# WORK INSTRUCTIONS:
Determine how many lines hold "Карта" and give only that number.

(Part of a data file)
[start]
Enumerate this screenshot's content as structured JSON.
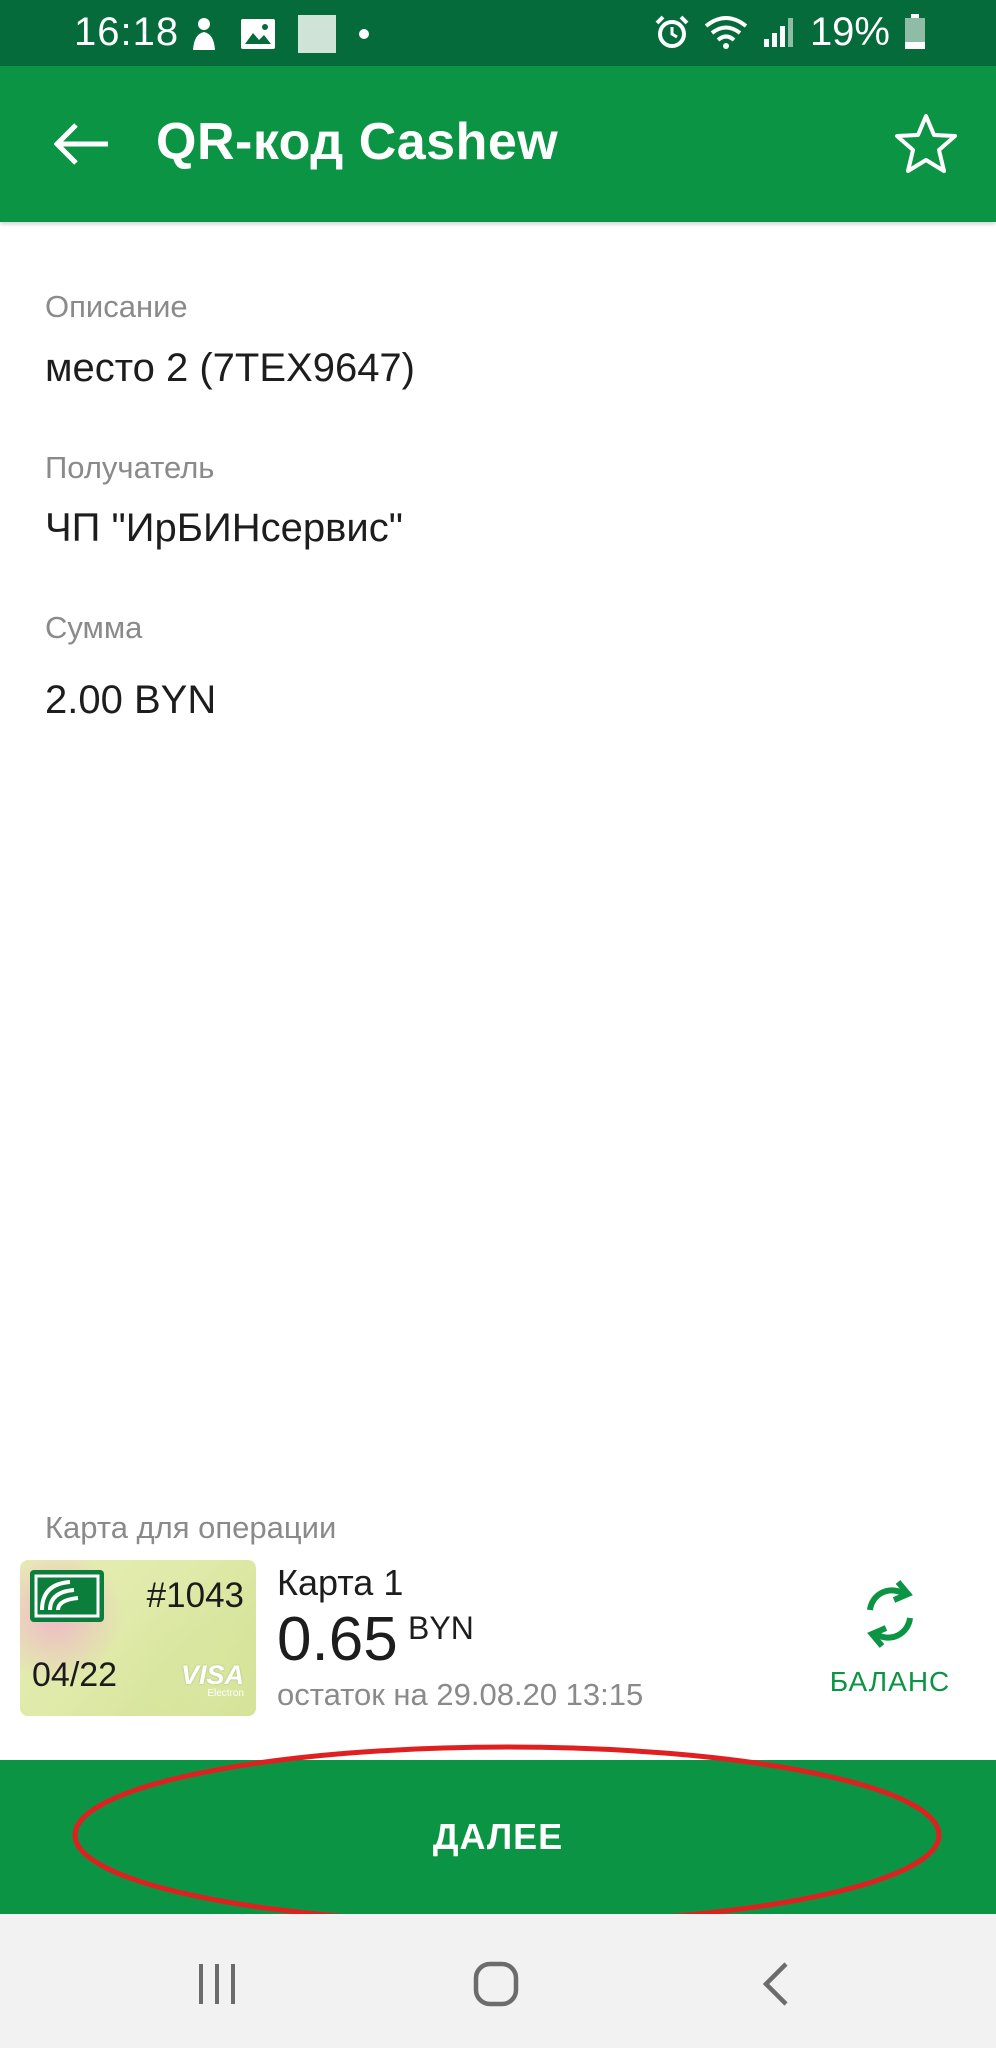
{
  "status_bar": {
    "time": "16:18",
    "battery": "19%"
  },
  "app_bar": {
    "title": "QR-код Cashew"
  },
  "details": {
    "description_label": "Описание",
    "description_value": "место 2 (7TEX9647)",
    "recipient_label": "Получатель",
    "recipient_value": "ЧП \"ИрБИНсервис\"",
    "amount_label": "Сумма",
    "amount_value": "2.00 BYN"
  },
  "card": {
    "section_label": "Карта для операции",
    "number": "#1043",
    "expiry": "04/22",
    "brand": "VISA",
    "brand_sub": "Electron",
    "name": "Карта 1",
    "balance": "0.65",
    "currency": "BYN",
    "remainder": "остаток на 29.08.20 13:15",
    "balance_button": "БАЛАНС"
  },
  "next_button": "ДАЛЕЕ",
  "colors": {
    "status_bar": "#056b3b",
    "primary": "#0b9444",
    "highlight": "#e02020"
  }
}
[end]
# RESULT:
2